* [WHAT THE TASK REQUIRES]:
Set down the full listing exactly, character for character.

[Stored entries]
....

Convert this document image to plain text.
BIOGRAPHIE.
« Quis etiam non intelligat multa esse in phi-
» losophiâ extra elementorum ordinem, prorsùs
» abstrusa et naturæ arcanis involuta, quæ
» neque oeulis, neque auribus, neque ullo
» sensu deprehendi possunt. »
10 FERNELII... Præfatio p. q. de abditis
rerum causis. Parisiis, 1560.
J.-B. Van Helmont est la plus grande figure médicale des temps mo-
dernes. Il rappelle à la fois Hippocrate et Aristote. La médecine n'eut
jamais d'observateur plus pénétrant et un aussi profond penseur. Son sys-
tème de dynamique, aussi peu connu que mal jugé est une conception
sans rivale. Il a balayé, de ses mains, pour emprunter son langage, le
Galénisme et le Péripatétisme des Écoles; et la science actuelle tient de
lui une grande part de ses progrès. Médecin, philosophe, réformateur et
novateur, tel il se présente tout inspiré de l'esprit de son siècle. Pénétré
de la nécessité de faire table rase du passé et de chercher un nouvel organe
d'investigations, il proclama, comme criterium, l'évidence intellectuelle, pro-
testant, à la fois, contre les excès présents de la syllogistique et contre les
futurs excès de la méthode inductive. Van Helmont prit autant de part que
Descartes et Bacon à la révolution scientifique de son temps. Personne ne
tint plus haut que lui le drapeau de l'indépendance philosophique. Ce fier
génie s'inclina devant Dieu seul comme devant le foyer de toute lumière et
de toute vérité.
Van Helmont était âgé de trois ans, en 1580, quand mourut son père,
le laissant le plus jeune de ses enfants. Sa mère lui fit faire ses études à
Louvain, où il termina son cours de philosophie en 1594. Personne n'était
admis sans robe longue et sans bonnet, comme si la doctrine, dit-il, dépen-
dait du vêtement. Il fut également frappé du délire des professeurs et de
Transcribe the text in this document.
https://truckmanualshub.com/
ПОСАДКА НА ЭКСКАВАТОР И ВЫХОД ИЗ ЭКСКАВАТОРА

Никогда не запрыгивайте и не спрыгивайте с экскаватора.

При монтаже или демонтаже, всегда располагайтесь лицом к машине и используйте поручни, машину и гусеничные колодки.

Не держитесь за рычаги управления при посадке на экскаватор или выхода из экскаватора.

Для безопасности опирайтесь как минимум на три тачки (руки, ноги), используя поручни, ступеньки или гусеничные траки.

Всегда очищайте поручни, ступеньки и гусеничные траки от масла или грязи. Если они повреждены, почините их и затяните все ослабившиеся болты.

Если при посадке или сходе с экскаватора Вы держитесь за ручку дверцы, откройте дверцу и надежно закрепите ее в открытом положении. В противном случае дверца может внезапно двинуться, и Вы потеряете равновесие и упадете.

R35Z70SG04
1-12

....

* [REPLY TO THE EXERCISE]:
Convert this document image to plain text.
BIOGRAPHIE.
« Quis etiam non intelligat multa esse in phi-
» losophiâ extra elementorum ordinem, prorsùs
» abstrusa et naturæ arcanis involuta, quæ
» neque oeulis, neque auribus, neque ullo
» sensu deprehendi possunt. »
10 FERNELII... Præfatio p. q. de abditis
rerum causis. Parisiis, 1560.
J.-B. Van Helmont est la plus grande figure médicale des temps mo-
dernes. Il rappelle à la fois Hippocrate et Aristote. La médecine n'eut
jamais d'observateur plus pénétrant et un aussi profond penseur. Son sys-
tème de dynamique, aussi peu connu que mal jugé est une conception
sans rivale. Il a balayé, de ses mains, pour emprunter son langage, le
Galénisme et le Péripatétisme des Écoles; et la science actuelle tient de
lui une grande part de ses progrès. Médecin, philosophe, réformateur et
novateur, tel il se présente tout inspiré de l'esprit de son siècle. Pénétré
de la nécessité de faire table rase du passé et de chercher un nouvel organe
d'investigations, il proclama, comme criterium, l'évidence intellectuelle, pro-
testant, à la fois, contre les excès présents de la syllogistique et contre les
futurs excès de la méthode inductive. Van Helmont prit autant de part que
Descartes et Bacon à la révolution scientifique de son temps. Personne ne
tint plus haut que lui le drapeau de l'indépendance philosophique. Ce fier
génie s'inclina devant Dieu seul comme devant le foyer de toute lumière et
de toute vérité.
Van Helmont était âgé de trois ans, en 1580, quand mourut son père,
le laissant le plus jeune de ses enfants. Sa mère lui fit faire ses études à
Louvain, où il termina son cours de philosophie en 1594. Personne n'était
admis sans robe longue et sans bonnet, comme si la doctrine, dit-il, dépen-
dait du vêtement. Il fut également frappé du délire des professeurs et de
Transcribe the text in this document.
https://truckmanualshub.com/
ПОСАДКА НА ЭКСКАВАТОР И ВЫХОД ИЗ ЭКСКАВАТОРА

Никогда не запрыгивайте и не спрыгивайте с экскаватора.

При монтаже или демонтаже, всегда располагайтесь лицом к машине и используйте поручни, машину и гусеничные колодки.

Не держитесь за рычаги управления при посадке на экскаватор или выхода из экскаватора.

Для безопасности опирайтесь как минимум на три тачки (руки, ноги), используя поручни, ступеньки или гусеничные траки.

Всегда очищайте поручни, ступеньки и гусеничные траки от масла или грязи. Если они повреждены, почините их и затяните все ослабившиеся болты.

Если при посадке или сходе с экскаватора Вы держитесь за ручку дверцы, откройте дверцу и надежно закрепите ее в открытом положении. В противном случае дверца может внезапно двинуться, и Вы потеряете равновесие и упадете.

R35Z70SG04
1-12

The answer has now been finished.